PROBLEM A » Transcribe the part of the text on FDIC section 36 requirements that opens with the words containing "Section 314 of" and closes with "amended during 1994.".
++++ DOCUMENT TEXT
Section 36 also requires the FDIC, in consultation with the other
federal banking agencies, to designate laws and regulations concerning
safety and soundness. This section requires the institution's
independent public accountant to perform procedures agreed upon by the
Corporation to determine an institution's compliance with these
designated laws and regulations. The ``Designated Laws'' selected by
the Corporation are the federal laws and regulations concerning loans
to insiders and the federal and state laws and regulations concerning
dividend restrictions.
In June 1993, the FDIC published 12 CFR part 363 (58 FR 31332, June
2, 1993) to implement the provisions of section 36 of the FDI Act.
Under part 363, the requirements of section 36 apply to each insured
depository institution with $500 million or more in total assets at the
beginning of any fiscal year that begins after December 31, 1992.
Section 314 of RCDRIA amends sections 36(i) and 36(g)(2) of the FDI
Act (12 U.S.C. 1831m (i) and (g)(2)). The purpose of section 314(a) is
to provide relief from certain duplicative reporting under section 36
of the FDI Act for sound, well managed insured depository institutions
with over $9 billion in total assets which are subsidiaries of
multibank holding companies. Section 314(b) requires the Corporation to
notify a large insured depository institution in writing if it decides
to require a review by an independent public accountant of such
institution's quarterly financial reports. In addition, the federal
regulations concerning loans to insiders (Federal Reserve Regulation O,
12 CFR part 215), which are included in one of the Designated Laws,
were amended during 1994.
The FDIC proposes certain amendments to 12 CFR Part 363, which
conform Part 363 to the amended statute. The FDIC also proposes several
minor, technical amendments to the guidelines and interpretations
(Guidelines), published as Appendix A to part 363, concerning
compliance with certain provisions of section 36.
++++++++
++++ STORED RECORDS
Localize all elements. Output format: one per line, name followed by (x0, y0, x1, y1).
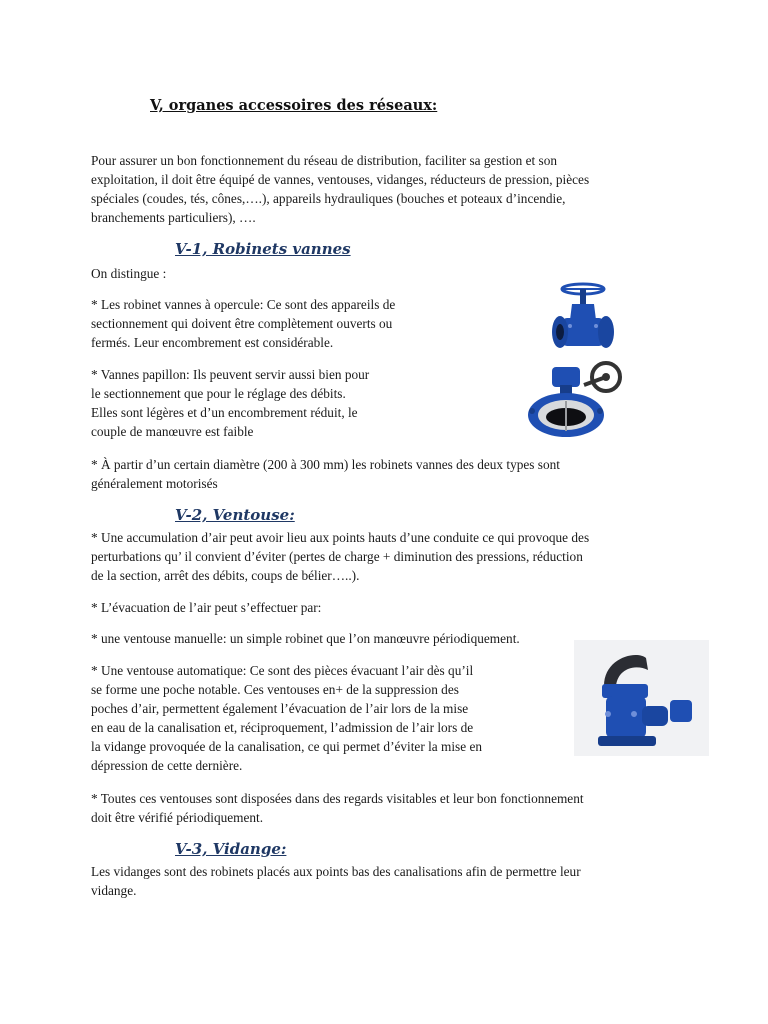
section-heading-ventouse: V-2, Ventouse: (175, 506, 295, 524)
evacuation-line: * L’évacuation de l’air peut s’effectuer par: (91, 600, 322, 615)
automatique-line: en eau de la canalisation et, réciproquement, l’admission de l’air lors de (91, 720, 474, 735)
automatique-line: poches d’air, permettent également l’évacuation de l’air lors de la mise (91, 701, 469, 716)
automatique-line: dépression de cette dernière. (91, 758, 243, 773)
intro-line: exploitation, il doit être équipé de vannes, ventouses, vidanges, réducteurs de pression, pièces (91, 172, 590, 187)
papillon-line: couple de manœuvre est faible (91, 424, 254, 439)
papillon-line: * Vannes papillon: Ils peuvent servir aussi bien pour (91, 367, 370, 382)
papillon-line: Elles sont légères et d’un encombrement réduit, le (91, 405, 358, 420)
intro-line: Pour assurer un bon fonctionnement du réseau de distribution, faciliter sa gestion et son (91, 153, 558, 168)
accumulation-line: perturbations qu’ il convient d’éviter (pertes de charge + diminution des pressions, réduction (91, 549, 583, 564)
manuelle-line: * une ventouse manuelle: un simple robinet que l’on manœuvre périodiquement. (91, 631, 520, 646)
gate-valve-image (548, 280, 618, 356)
motorises-line: * À partir d’un certain diamètre (200 à 300 mm) les robinets vannes des deux types sont (91, 457, 560, 472)
section-heading-vidange: V-3, Vidange: (175, 840, 287, 858)
vidange-line: vidange. (91, 883, 137, 898)
automatique-line: * Une ventouse automatique: Ce sont des pièces évacuant l’air dès qu’il (91, 663, 474, 678)
opercule-line: sectionnement qui doivent être complètement ouverts ou (91, 316, 393, 331)
opercule-line: fermés. Leur encombrement est considérable. (91, 335, 334, 350)
accumulation-line: * Une accumulation d’air peut avoir lieu aux points hauts d’une conduite ce qui provoque des (91, 530, 590, 545)
motorises-line: généralement motorisés (91, 476, 218, 491)
vidange-line: Les vidanges sont des robinets placés aux points bas des canalisations afin de permettre leur (91, 864, 581, 879)
regards-line: doit être vérifié périodiquement. (91, 810, 264, 825)
papillon-line: le sectionnement que pour le réglage des débits. (91, 386, 346, 401)
regards-line: * Toutes ces ventouses sont disposées dans des regards visitables et leur bon fonctionnement (91, 791, 584, 806)
intro-line: branchements particuliers), …. (91, 210, 256, 225)
automatique-line: la vidange provoquée de la canalisation, ce qui permet d’éviter la mise en (91, 739, 482, 754)
butterfly-valve-image (522, 355, 627, 443)
accumulation-line: de la section, arrêt des débits, coups de bélier…..). (91, 568, 360, 583)
opercule-line: * Les robinet vannes à opercule: Ce sont des appareils de (91, 297, 396, 312)
section-heading-robinets: V-1, Robinets vannes (175, 240, 351, 258)
automatique-line: se forme une poche notable. Ces ventouses en+ de la suppression des (91, 682, 459, 697)
section-intro: On distingue : (91, 266, 167, 281)
intro-line: spéciales (coudes, tés, cônes,….), appareils hydrauliques (bouches et poteaux d’incendie, (91, 191, 566, 206)
page-title: V, organes accessoires des réseaux: (150, 97, 438, 114)
air-valve-image (574, 640, 709, 756)
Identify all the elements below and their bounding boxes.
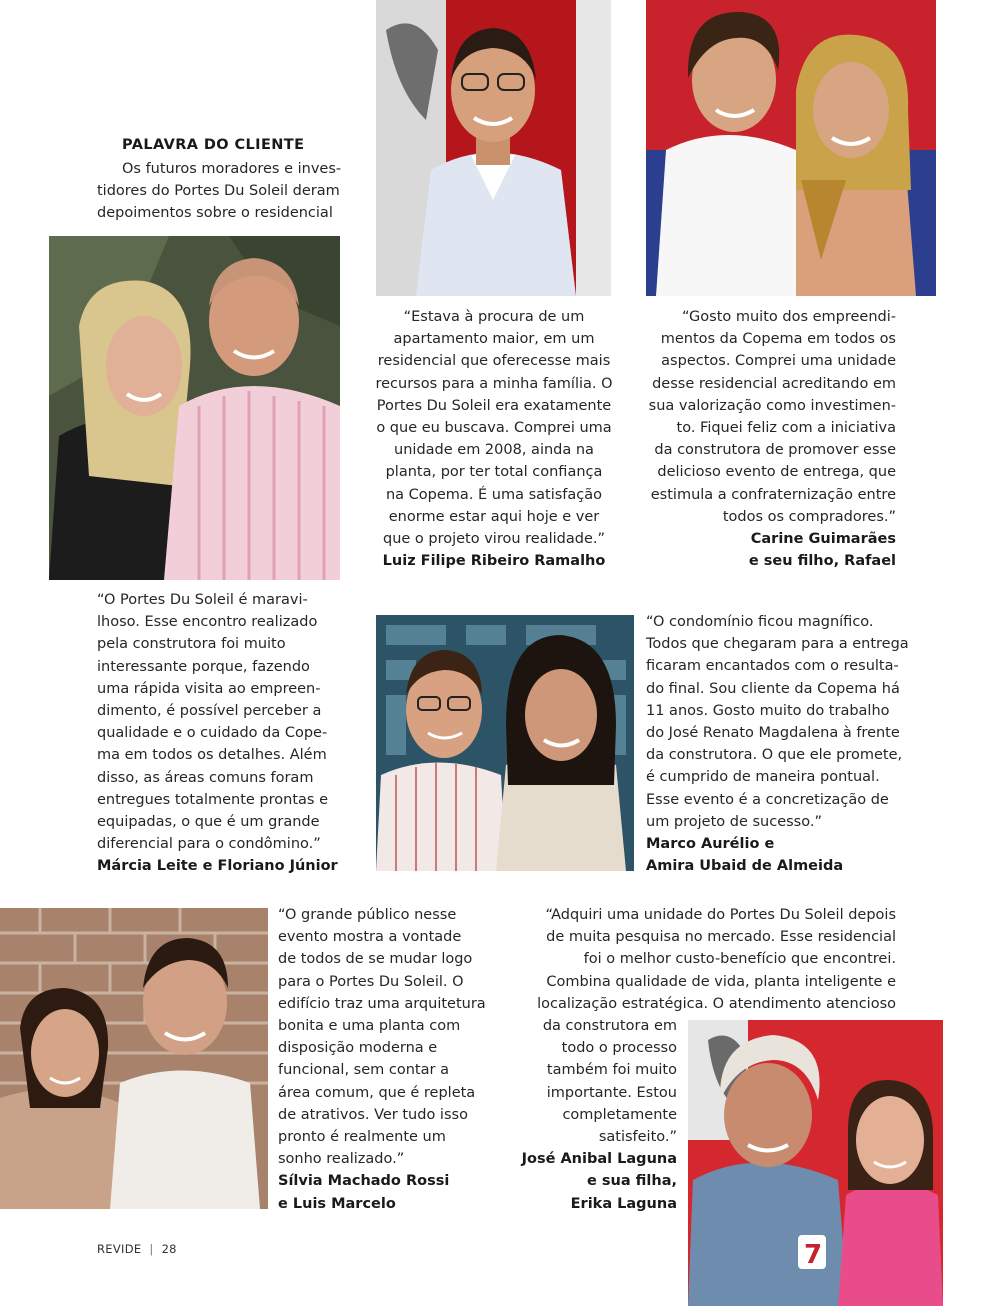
++++++++
PROBLEM B » In the records, take the part that opens with the line containing "section-heading-ventouse: V-2, Ventouse: (175, 506, 295, 524)" and closes with the line containing "automatique-line: poches d’air, permettent", and substitute "auto-line" for "automatique-line" there. Return only those lines, otherwise unchanged.

FINAL ANSWER A »
Section 314 of RCDRIA amends sections 36(i) and 36(g)(2) of the FDI
Act (12 U.S.C. 1831m (i) and (g)(2)). The purpose of section 314(a) is
to provide relief from certain duplicative reporting under section 36
of the FDI Act for sound, well managed insured depository institutions
with over $9 billion in total assets which are subsidiaries of
multibank holding companies. Section 314(b) requires the Corporation to
notify a large insured depository institution in writing if it decides
to require a review by an independent public accountant of such
institution's quarterly financial reports. In addition, the federal
regulations concerning loans to insiders (Federal Reserve Regulation O,
12 CFR part 215), which are included in one of the Designated Laws,
were amended during 1994.

FINAL ANSWER B »
section-heading-ventouse: V-2, Ventouse: (175, 506, 295, 524)
evacuation-line: * L’évacuation de l’air peut s’effectuer par: (91, 600, 322, 615)
auto-line: en eau de la canalisation et, réciproquement, l’admission de l’air lors de (91, 720, 474, 735)
auto-line: poches d’air, permettent également l’évacuation de l’air lors de la mise (91, 701, 469, 716)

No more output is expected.